Restate the complete material exactly.

┄┄┄┄┄┄┄┄┄┄┄┄┄┄┄┄┄┄┄┄

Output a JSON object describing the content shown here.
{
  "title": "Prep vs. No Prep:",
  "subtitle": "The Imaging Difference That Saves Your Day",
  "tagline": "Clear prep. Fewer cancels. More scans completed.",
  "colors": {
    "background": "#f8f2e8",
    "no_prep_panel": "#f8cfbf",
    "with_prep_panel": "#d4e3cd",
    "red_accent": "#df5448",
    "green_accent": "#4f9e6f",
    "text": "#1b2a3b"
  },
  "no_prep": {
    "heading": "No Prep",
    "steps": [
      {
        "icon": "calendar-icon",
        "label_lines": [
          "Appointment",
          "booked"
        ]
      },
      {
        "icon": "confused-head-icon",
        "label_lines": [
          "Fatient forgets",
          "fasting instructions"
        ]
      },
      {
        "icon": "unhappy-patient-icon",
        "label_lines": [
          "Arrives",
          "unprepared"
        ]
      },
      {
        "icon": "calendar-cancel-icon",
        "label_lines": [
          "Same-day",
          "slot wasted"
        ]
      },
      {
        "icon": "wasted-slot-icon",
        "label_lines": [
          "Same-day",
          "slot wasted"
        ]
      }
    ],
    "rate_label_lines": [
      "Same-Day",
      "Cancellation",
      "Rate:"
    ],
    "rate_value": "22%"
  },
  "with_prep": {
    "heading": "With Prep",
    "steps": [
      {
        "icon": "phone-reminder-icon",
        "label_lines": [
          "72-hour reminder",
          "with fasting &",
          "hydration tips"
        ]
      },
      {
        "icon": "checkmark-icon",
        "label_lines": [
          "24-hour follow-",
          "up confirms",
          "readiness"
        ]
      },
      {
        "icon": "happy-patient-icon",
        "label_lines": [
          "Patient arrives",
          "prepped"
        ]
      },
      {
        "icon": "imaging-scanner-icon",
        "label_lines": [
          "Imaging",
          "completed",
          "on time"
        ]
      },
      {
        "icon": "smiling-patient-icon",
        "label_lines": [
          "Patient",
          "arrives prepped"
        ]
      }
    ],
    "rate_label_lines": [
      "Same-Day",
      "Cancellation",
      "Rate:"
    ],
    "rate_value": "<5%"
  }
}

┄┄┄┄┄┄┄┄┄┄┄┄┄┄┄┄┄┄┄┄

**Answer to the exercise:**
Output a JSON object describing the content shown here.
{
  "title": "Prep vs. No Prep:",
  "subtitle": "The Imaging Difference That Saves Your Day",
  "tagline": "Clear prep. Fewer cancels. More scans completed.",
  "colors": {
    "background": "#f8f2e8",
    "no_prep_panel": "#f8cfbf",
    "with_prep_panel": "#d4e3cd",
    "red_accent": "#df5448",
    "green_accent": "#4f9e6f",
    "text": "#1b2a3b"
  },
  "no_prep": {
    "heading": "No Prep",
    "steps": [
      {
        "icon": "calendar-icon",
        "label_lines": [
          "Appointment",
          "booked"
        ]
      },
      {
        "icon": "confused-head-icon",
        "label_lines": [
          "Fatient forgets",
          "fasting instructions"
        ]
      },
      {
        "icon": "unhappy-patient-icon",
        "label_lines": [
          "Arrives",
          "unprepared"
        ]
      },
      {
        "icon": "calendar-cancel-icon",
        "label_lines": [
          "Same-day",
          "slot wasted"
        ]
      },
      {
        "icon": "wasted-slot-icon",
        "label_lines": [
          "Same-day",
          "slot wasted"
        ]
      }
    ],
    "rate_label_lines": [
      "Same-Day",
      "Cancellation",
      "Rate:"
    ],
    "rate_value": "22%"
  },
  "with_prep": {
    "heading": "With Prep",
    "steps": [
      {
        "icon": "phone-reminder-icon",
        "label_lines": [
          "72-hour reminder",
          "with fasting &",
          "hydration tips"
        ]
      },
      {
        "icon": "checkmark-icon",
        "label_lines": [
          "24-hour follow-",
          "up confirms",
          "readiness"
        ]
      },
      {
        "icon": "happy-patient-icon",
        "label_lines": [
          "Patient arrives",
          "prepped"
        ]
      },
      {
        "icon": "imaging-scanner-icon",
        "label_lines": [
          "Imaging",
          "completed",
          "on time"
        ]
      },
      {
        "icon": "smiling-patient-icon",
        "label_lines": [
          "Patient",
          "arrives prepped"
        ]
      }
    ],
    "rate_label_lines": [
      "Same-Day",
      "Cancellation",
      "Rate:"
    ],
    "rate_value": "<5%"
  }
}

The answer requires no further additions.